======== SUPPLIED TEXT

Berrien Springs not only offers its on-campus students a wide range of student-centered learning opportunities, they also offer several additional student-centered virtual learning options for students across the state of Michigan. West Michigan Virtual Academy provides students with a flexible and innovative approach to obtaining a high school diploma. Staff adapt to students’ individual needs, allowing them to learn at any time, any place, and at any pace—regardless of whether they learn at home or on their Battle Creek campus. Success Virtual Learning Academy is another online high school option for students ages 14-21 offering students a flexible schedule, self-paced virtual learning, and face-to-face support to fit students’ unique needs and learning styles. With the support of on-site educators, students are empowered to take full control of their education.
“We’re really able to give kids what they need and how they need it.”Valerie Carr, Berrien Springs Virtual Academy principal
Another student-centered virtual learning option for students is Link Learning, a virtual high school for students ages 14-21. There are actually 16 Link Learning locations across the state of Michigan including three locations in Michigan’s Upper Peninsula—Escanaba, Marquette, and Menominee. Link Learning locations are established in partnership with Berrien Springs Public Schools and the local intermediate school district (ISD) where each facility is located. In total, these locations serve approximately 1,749 students who upon graduation, receive a Berrien Springs Public Schools diploma. When the MVLRI research team arrived at the Alpine Link Learning location, located in Grand Rapids, Michigan, for an onsite visit, they walked into an expansive facility with high ceilings, bright colors, and an open, flexible space where students and staff interact. Link Learning students who choose to come in person to work on their courses or to get support from teachers, mentors, and/or other support staff have a variety of learning spaces from which they can choose.
At Link Learning, staff pride themselves on their student-centered approach focused on meeting the needs of individual students. They realize that many students are there because of a lack of success in a traditional classroom as a result of not receiving the individualized approach and support that they need. Because of this, providing wraparound student supports is crucial. At Link Learning, staff take a dual support approach: each student has a teacher assigned to them as well as a mentor. The teacher is responsible for the student’s academic needs, and the mentor is responsible for providing behavioral support as well as serving as a liaison between the student, teacher, school, and parent (if the student is under the age of 18).
In addition to the support of a teacher and mentor, Link Learning provides students with English Language Learning (ELL) support, support from a social worker, and special education support as needed. In recent years, the program experienced an increase in enrollment for special education students, perhaps because of this support. “We have a really good special ed program. In fact, our special ed students, on average, perform better than our general education students because of that extra layer of support,” shared Executive Director of Link Learning Kristi Teall.

================
======== PROVIDED MATERIAL

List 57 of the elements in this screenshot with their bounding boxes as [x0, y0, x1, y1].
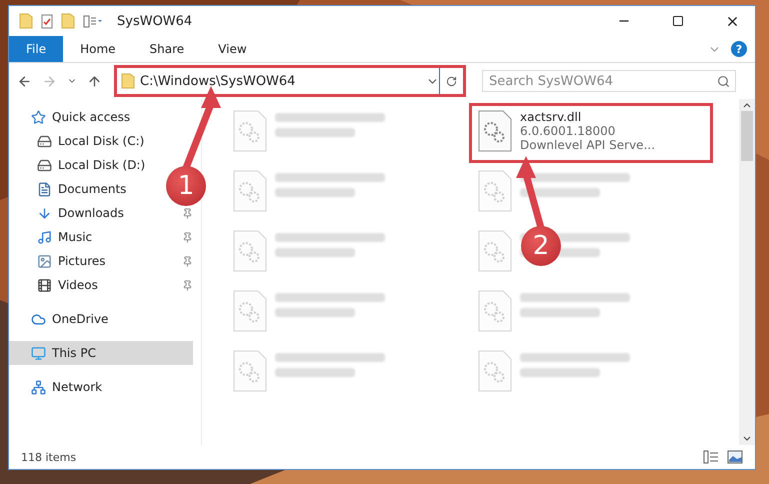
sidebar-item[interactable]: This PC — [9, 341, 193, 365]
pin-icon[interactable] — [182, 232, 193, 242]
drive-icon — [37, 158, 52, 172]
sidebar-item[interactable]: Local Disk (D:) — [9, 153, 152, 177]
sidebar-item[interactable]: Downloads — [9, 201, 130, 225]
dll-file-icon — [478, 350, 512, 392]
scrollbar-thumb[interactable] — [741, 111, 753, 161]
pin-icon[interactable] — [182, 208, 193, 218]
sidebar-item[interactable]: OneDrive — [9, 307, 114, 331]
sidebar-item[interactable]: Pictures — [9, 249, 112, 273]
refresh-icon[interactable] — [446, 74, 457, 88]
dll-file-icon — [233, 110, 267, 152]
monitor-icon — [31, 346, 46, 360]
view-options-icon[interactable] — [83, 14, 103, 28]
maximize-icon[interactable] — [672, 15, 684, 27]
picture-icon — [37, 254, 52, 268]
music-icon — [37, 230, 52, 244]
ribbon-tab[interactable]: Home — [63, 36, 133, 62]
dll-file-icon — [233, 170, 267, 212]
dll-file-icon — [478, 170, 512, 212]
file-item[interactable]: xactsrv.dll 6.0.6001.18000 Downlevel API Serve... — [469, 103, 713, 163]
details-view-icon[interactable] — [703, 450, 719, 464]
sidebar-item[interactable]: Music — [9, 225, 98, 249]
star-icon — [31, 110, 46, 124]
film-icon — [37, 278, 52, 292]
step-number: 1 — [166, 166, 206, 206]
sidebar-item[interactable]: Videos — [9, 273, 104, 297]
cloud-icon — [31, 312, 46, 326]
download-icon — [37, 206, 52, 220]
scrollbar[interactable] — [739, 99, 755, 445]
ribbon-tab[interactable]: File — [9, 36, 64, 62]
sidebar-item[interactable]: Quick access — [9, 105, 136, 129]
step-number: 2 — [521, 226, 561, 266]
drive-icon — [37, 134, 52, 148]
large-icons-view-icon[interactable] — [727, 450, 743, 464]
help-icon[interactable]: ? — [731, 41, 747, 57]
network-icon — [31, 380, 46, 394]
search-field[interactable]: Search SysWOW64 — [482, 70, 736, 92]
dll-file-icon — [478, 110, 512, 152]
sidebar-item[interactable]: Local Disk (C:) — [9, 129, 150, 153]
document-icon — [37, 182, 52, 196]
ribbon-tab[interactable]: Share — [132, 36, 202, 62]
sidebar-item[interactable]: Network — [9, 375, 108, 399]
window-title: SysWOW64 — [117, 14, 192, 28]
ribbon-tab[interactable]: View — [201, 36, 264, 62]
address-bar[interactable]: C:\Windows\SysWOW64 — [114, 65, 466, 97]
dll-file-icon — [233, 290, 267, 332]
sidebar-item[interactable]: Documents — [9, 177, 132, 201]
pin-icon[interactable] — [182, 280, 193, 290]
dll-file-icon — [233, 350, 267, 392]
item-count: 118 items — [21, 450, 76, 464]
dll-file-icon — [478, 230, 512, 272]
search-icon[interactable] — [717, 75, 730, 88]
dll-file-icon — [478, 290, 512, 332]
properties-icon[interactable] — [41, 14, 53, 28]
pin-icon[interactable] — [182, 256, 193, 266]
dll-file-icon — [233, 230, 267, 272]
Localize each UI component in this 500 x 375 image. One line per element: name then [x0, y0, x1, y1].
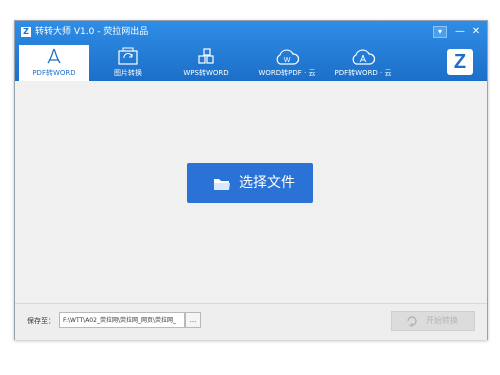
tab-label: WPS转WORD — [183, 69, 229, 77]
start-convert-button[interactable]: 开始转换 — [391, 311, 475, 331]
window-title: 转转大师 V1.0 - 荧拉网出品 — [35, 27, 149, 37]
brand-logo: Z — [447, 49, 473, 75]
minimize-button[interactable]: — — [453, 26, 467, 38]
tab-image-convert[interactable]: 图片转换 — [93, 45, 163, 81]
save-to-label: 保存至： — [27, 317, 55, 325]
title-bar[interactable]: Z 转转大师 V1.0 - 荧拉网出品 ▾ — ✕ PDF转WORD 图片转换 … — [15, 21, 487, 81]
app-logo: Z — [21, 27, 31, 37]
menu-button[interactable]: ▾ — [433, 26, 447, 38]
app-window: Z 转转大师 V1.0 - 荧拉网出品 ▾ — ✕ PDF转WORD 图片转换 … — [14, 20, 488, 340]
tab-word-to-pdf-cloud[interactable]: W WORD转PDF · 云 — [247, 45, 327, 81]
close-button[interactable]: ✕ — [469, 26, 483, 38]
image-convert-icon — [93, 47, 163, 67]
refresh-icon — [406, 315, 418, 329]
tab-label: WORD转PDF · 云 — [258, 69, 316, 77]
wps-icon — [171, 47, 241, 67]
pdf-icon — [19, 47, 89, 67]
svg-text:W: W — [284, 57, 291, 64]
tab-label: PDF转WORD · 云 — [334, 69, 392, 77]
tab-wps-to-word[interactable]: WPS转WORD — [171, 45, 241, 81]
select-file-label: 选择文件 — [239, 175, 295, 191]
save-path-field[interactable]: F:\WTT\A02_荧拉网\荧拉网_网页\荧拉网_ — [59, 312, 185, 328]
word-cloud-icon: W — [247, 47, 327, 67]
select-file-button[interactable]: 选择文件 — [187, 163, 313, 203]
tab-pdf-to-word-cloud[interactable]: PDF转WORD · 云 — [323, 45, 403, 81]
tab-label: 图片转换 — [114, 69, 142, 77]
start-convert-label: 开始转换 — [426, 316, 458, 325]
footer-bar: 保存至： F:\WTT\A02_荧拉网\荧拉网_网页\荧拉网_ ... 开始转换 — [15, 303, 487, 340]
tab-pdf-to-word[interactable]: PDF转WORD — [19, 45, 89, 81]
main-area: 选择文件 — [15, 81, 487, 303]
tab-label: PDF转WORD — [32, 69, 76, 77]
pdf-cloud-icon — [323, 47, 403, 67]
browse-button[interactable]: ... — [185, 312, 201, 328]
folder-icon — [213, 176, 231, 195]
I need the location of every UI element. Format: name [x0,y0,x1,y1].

================
======== PROVIDED MATERIAL

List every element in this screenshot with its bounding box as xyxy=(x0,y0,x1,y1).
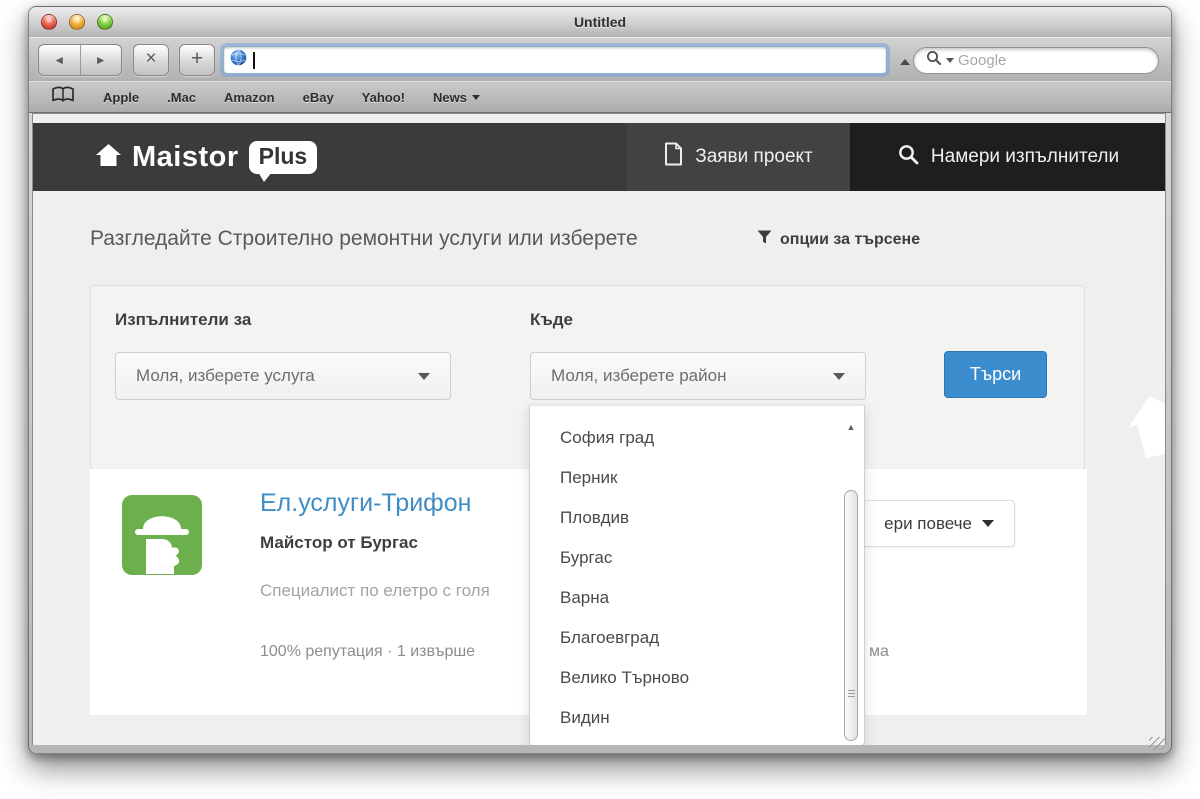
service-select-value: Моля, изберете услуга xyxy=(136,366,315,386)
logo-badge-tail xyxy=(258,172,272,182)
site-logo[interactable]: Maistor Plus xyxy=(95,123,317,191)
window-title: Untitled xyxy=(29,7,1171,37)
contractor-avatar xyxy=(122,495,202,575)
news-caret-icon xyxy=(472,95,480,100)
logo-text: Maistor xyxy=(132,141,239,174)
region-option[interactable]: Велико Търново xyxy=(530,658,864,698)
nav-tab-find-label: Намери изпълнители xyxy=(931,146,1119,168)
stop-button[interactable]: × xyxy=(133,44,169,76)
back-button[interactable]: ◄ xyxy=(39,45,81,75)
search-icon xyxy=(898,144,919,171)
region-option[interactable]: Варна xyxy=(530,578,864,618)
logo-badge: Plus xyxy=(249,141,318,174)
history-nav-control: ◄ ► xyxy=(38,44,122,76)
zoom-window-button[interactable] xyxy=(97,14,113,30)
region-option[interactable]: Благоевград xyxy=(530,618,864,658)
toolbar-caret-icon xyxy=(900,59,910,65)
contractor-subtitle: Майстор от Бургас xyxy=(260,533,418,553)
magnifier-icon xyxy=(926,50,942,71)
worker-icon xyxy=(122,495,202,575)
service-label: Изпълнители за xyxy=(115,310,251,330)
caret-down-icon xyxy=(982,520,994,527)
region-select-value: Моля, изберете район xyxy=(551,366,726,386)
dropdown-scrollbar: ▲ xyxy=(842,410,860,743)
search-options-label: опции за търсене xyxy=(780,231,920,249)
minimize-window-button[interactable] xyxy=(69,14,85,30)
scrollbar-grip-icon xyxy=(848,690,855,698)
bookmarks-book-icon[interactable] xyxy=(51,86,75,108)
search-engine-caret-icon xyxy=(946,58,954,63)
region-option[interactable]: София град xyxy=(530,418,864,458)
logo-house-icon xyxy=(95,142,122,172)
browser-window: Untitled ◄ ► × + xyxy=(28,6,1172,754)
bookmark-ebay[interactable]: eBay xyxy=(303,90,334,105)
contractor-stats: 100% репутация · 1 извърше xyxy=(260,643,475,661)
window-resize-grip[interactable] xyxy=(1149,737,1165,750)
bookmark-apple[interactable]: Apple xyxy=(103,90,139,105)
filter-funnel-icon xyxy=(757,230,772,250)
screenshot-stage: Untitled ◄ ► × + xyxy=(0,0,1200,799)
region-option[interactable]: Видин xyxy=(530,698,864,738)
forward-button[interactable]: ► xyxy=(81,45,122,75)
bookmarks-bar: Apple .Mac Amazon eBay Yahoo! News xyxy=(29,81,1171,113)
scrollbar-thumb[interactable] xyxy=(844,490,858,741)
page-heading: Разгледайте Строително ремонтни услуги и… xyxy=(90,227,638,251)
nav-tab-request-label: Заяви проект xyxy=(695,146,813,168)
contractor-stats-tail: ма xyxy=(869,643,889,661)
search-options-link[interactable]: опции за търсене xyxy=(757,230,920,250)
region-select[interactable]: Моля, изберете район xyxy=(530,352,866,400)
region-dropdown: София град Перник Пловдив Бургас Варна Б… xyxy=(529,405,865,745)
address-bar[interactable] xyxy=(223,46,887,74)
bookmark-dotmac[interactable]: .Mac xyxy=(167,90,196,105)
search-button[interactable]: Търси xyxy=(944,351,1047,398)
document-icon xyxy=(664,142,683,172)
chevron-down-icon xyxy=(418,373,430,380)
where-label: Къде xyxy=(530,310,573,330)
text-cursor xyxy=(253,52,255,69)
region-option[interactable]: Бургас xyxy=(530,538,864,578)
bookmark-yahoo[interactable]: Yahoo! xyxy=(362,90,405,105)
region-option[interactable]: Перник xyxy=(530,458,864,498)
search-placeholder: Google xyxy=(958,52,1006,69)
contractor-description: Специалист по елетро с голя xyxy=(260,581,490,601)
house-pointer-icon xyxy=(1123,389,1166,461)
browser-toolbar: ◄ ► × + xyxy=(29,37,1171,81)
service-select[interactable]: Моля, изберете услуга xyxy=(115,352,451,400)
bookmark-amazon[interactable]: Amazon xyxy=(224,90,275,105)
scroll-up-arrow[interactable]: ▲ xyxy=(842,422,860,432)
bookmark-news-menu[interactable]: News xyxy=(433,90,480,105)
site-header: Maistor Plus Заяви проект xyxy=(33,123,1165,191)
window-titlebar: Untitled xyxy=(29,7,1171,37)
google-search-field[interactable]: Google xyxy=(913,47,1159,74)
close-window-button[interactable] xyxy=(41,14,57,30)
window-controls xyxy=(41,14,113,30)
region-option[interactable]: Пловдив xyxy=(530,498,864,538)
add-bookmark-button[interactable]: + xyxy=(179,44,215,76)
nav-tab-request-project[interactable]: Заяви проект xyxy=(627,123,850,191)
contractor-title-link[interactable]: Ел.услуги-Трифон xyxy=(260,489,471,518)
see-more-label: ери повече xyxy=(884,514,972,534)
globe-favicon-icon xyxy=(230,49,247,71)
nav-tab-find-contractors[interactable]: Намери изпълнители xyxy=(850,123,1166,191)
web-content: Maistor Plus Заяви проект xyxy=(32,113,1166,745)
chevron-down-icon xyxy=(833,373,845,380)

================
======== PROVIDED MATERIAL

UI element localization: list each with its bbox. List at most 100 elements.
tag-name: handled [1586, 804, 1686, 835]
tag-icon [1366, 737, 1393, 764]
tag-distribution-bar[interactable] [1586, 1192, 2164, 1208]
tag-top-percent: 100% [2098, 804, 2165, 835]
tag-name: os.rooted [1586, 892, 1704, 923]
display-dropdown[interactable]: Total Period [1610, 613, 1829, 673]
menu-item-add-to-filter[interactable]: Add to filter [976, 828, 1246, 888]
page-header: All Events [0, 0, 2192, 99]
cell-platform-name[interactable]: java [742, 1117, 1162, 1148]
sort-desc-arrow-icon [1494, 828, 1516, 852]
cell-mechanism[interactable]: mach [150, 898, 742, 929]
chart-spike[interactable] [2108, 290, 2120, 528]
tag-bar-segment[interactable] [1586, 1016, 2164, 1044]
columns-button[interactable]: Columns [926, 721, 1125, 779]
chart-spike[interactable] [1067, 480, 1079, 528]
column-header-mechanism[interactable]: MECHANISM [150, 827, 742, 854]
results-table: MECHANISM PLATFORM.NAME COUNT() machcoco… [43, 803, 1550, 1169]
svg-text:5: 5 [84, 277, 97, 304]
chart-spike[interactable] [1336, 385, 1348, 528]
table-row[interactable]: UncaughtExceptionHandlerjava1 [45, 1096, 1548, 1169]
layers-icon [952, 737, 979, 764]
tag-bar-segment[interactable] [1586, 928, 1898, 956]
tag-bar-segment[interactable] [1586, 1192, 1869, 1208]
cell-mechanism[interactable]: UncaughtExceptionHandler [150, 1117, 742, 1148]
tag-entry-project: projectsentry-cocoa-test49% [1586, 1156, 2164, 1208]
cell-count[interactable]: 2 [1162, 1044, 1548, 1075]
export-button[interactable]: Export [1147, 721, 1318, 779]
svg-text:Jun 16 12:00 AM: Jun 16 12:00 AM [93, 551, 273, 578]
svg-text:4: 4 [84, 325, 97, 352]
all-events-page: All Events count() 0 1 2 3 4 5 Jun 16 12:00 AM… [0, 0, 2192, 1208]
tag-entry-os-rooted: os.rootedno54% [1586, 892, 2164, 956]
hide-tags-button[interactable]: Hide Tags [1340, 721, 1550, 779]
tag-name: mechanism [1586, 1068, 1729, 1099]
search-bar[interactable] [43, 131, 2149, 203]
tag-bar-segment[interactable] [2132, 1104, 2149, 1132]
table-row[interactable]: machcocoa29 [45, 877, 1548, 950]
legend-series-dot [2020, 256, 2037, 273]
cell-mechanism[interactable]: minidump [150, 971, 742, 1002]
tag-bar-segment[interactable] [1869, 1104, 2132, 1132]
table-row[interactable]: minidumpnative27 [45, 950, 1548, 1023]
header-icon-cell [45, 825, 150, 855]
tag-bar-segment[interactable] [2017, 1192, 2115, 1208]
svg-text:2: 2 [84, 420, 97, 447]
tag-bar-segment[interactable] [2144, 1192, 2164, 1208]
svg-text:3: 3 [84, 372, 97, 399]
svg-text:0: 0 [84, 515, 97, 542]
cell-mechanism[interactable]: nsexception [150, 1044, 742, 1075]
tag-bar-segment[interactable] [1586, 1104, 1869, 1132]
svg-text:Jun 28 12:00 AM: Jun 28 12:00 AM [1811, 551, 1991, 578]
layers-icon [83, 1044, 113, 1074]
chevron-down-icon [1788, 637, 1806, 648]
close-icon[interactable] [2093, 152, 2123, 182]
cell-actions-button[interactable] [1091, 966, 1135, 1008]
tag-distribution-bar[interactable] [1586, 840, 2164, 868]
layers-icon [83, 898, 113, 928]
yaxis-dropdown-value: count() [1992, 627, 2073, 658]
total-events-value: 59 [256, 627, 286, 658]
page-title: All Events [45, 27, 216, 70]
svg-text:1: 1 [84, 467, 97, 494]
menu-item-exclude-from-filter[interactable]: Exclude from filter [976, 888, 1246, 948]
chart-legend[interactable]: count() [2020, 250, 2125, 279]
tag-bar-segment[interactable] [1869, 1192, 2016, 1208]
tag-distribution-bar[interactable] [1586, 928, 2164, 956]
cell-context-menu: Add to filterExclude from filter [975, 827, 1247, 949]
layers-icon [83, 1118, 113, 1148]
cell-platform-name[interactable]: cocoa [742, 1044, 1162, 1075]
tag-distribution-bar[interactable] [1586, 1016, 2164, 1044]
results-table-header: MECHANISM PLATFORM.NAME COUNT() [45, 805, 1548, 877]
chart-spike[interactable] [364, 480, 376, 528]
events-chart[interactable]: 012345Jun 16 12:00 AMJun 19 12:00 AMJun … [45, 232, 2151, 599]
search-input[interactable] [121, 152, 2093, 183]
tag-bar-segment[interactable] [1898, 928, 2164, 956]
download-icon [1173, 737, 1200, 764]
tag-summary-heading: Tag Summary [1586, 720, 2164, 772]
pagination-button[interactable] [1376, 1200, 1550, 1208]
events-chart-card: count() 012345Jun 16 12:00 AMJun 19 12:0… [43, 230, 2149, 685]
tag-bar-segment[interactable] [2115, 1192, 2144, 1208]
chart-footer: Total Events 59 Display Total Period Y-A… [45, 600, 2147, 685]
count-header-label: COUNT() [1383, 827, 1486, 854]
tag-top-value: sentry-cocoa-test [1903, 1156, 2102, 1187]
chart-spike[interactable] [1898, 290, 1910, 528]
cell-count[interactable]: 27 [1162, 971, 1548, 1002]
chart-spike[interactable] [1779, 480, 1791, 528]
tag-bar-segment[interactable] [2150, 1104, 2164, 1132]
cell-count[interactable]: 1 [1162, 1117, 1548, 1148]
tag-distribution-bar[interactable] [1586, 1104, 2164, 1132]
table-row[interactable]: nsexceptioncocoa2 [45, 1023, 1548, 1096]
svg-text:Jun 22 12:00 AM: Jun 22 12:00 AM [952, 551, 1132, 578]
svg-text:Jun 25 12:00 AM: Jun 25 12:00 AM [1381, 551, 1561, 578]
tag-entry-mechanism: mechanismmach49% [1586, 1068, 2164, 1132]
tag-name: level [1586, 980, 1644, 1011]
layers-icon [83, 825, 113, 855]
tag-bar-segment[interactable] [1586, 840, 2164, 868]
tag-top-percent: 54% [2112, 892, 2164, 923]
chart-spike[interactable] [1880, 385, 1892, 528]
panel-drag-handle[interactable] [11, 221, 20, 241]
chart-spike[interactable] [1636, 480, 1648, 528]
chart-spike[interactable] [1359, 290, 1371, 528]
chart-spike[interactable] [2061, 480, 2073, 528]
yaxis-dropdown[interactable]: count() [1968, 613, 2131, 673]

================

_PROBLEMS TO SOLVE_
(1) Reproduce the passage on Berrien Springs virtual learning word for word, between "At Link Learning, staff pride" and "age of 18).", inclusive.
(2) Extend the passage on Berrien Springs virtual learning programs by writing what comes next after its final sentence.

_WRITTEN ANSWERS_
(1)
At Link Learning, staff pride themselves on their student-centered approach focused on meeting the needs of individual students. They realize that many students are there because of a lack of success in a traditional classroom as a result of not receiving the individualized approach and support that they need. Because of this, providing wraparound student supports is crucial. At Link Learning, staff take a dual support approach: each student has a teacher assigned to them as well as a mentor. The teacher is responsible for the student’s academic needs, and the mentor is responsible for providing behavioral support as well as serving as a liaison between the student, teacher, school, and parent (if the student is under the age of 18).

(2)
As well as providing students with the individualized supports they need, carefully monitoring student progress is a big part of Link Learning’s recipe for student success. Pulse, a district-developed data dashboard, is used to monitor student progress. Students take courses sequentially—one at a time—and work at their own pace with an expectation of maintaining regular progress within each course. On average, students complete about 3 ½ courses per year, although the goal is for each of them to complete closer to 12. Using Pulse, staff identify trends of student engagement and analyze different data points to determine where individual students are struggling, specifically. They have a multi-tiered system of support (MTSS) designed specifically for virtual learning and provide interventions based on the data collected. As Teall explained, the data that Pulse provides Link Learning staff sparks conversations about what the adults need to do to help support students: “Pulse was probably our first step in becoming student-centered. It is about looking at data to see what is going on with kids, trying to find out why some are or are not successful, and determining what we need to do to address some of those challenges that our students are facing.” Monitoring student data and adjusting learning experiences accordingly is one of the key tenets of a student-centered learning environment.
In addition to the flexibility to work at their own pace and in a place that is comfortable for them, students have choices in many other areas of their learning. Link Learning offers optional clubs that students can choose to participate in such as eSports, 3D printing, model building, anime, arts and crafts, and parenting. Students also have the option to take dual enrollment courses through Ferris State University, earning college credit while working towards their high school diploma. In addition, Kendall College of Arts and Design offers several courses designed specifically for Link Learning students.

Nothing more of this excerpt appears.